### [Part of a data file]
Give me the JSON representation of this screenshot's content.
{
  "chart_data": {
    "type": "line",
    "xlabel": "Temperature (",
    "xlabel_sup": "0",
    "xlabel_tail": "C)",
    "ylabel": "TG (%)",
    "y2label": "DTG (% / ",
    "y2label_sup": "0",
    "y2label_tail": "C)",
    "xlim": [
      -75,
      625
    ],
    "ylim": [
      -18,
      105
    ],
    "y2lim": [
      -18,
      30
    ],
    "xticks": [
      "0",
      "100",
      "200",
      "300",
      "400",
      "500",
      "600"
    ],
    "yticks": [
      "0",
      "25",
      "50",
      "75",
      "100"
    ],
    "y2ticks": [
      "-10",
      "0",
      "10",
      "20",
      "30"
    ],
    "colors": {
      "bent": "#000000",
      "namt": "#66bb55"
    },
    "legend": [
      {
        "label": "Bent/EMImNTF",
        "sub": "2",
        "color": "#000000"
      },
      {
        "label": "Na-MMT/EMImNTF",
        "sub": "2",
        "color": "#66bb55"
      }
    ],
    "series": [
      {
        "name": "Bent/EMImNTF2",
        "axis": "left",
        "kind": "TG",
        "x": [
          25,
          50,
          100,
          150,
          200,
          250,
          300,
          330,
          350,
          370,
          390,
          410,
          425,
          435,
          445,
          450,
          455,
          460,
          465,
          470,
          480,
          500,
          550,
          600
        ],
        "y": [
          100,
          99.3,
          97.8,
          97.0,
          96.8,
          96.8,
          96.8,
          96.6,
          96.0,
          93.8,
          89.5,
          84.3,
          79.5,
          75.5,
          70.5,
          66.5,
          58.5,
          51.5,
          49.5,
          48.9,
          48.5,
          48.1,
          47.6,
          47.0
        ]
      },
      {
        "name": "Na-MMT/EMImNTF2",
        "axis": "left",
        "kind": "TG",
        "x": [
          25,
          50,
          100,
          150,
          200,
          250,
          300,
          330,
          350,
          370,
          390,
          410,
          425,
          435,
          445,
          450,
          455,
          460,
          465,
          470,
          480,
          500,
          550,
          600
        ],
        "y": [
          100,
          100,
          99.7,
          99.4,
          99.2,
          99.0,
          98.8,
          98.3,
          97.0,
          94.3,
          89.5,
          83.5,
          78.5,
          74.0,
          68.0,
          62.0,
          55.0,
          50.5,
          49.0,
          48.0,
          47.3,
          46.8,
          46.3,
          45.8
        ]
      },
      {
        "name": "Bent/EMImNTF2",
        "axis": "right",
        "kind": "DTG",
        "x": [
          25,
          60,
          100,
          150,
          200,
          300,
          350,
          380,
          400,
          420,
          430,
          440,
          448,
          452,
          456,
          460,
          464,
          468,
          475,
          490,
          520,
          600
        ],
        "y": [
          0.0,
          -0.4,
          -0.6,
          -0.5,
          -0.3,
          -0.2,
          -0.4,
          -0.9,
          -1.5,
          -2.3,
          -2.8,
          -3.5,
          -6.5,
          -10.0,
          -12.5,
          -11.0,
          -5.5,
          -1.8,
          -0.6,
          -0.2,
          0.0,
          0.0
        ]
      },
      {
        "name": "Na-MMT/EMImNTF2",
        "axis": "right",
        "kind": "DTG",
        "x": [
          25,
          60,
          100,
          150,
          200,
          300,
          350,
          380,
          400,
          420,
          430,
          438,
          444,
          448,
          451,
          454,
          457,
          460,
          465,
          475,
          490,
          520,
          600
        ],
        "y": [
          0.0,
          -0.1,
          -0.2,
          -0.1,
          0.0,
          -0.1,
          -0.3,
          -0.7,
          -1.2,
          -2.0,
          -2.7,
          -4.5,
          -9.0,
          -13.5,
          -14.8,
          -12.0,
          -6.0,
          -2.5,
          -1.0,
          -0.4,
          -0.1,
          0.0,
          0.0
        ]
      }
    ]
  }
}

### [Work to complete]
Output all of the material, please, exactly as it stands.

### [Task answer]
Give me the JSON representation of this screenshot's content.
{
  "chart_data": {
    "type": "line",
    "xlabel": "Temperature (",
    "xlabel_sup": "0",
    "xlabel_tail": "C)",
    "ylabel": "TG (%)",
    "y2label": "DTG (% / ",
    "y2label_sup": "0",
    "y2label_tail": "C)",
    "xlim": [
      -75,
      625
    ],
    "ylim": [
      -18,
      105
    ],
    "y2lim": [
      -18,
      30
    ],
    "xticks": [
      "0",
      "100",
      "200",
      "300",
      "400",
      "500",
      "600"
    ],
    "yticks": [
      "0",
      "25",
      "50",
      "75",
      "100"
    ],
    "y2ticks": [
      "-10",
      "0",
      "10",
      "20",
      "30"
    ],
    "colors": {
      "bent": "#000000",
      "namt": "#66bb55"
    },
    "legend": [
      {
        "label": "Bent/EMImNTF",
        "sub": "2",
        "color": "#000000"
      },
      {
        "label": "Na-MMT/EMImNTF",
        "sub": "2",
        "color": "#66bb55"
      }
    ],
    "series": [
      {
        "name": "Bent/EMImNTF2",
        "axis": "left",
        "kind": "TG",
        "x": [
          25,
          50,
          100,
          150,
          200,
          250,
          300,
          330,
          350,
          370,
          390,
          410,
          425,
          435,
          445,
          450,
          455,
          460,
          465,
          470,
          480,
          500,
          550,
          600
        ],
        "y": [
          100,
          99.3,
          97.8,
          97.0,
          96.8,
          96.8,
          96.8,
          96.6,
          96.0,
          93.8,
          89.5,
          84.3,
          79.5,
          75.5,
          70.5,
          66.5,
          58.5,
          51.5,
          49.5,
          48.9,
          48.5,
          48.1,
          47.6,
          47.0
        ]
      },
      {
        "name": "Na-MMT/EMImNTF2",
        "axis": "left",
        "kind": "TG",
        "x": [
          25,
          50,
          100,
          150,
          200,
          250,
          300,
          330,
          350,
          370,
          390,
          410,
          425,
          435,
          445,
          450,
          455,
          460,
          465,
          470,
          480,
          500,
          550,
          600
        ],
        "y": [
          100,
          100,
          99.7,
          99.4,
          99.2,
          99.0,
          98.8,
          98.3,
          97.0,
          94.3,
          89.5,
          83.5,
          78.5,
          74.0,
          68.0,
          62.0,
          55.0,
          50.5,
          49.0,
          48.0,
          47.3,
          46.8,
          46.3,
          45.8
        ]
      },
      {
        "name": "Bent/EMImNTF2",
        "axis": "right",
        "kind": "DTG",
        "x": [
          25,
          60,
          100,
          150,
          200,
          300,
          350,
          380,
          400,
          420,
          430,
          440,
          448,
          452,
          456,
          460,
          464,
          468,
          475,
          490,
          520,
          600
        ],
        "y": [
          0.0,
          -0.4,
          -0.6,
          -0.5,
          -0.3,
          -0.2,
          -0.4,
          -0.9,
          -1.5,
          -2.3,
          -2.8,
          -3.5,
          -6.5,
          -10.0,
          -12.5,
          -11.0,
          -5.5,
          -1.8,
          -0.6,
          -0.2,
          0.0,
          0.0
        ]
      },
      {
        "name": "Na-MMT/EMImNTF2",
        "axis": "right",
        "kind": "DTG",
        "x": [
          25,
          60,
          100,
          150,
          200,
          300,
          350,
          380,
          400,
          420,
          430,
          438,
          444,
          448,
          451,
          454,
          457,
          460,
          465,
          475,
          490,
          520,
          600
        ],
        "y": [
          0.0,
          -0.1,
          -0.2,
          -0.1,
          0.0,
          -0.1,
          -0.3,
          -0.7,
          -1.2,
          -2.0,
          -2.7,
          -4.5,
          -9.0,
          -13.5,
          -14.8,
          -12.0,
          -6.0,
          -2.5,
          -1.0,
          -0.4,
          -0.1,
          0.0,
          0.0
        ]
      }
    ]
  }
}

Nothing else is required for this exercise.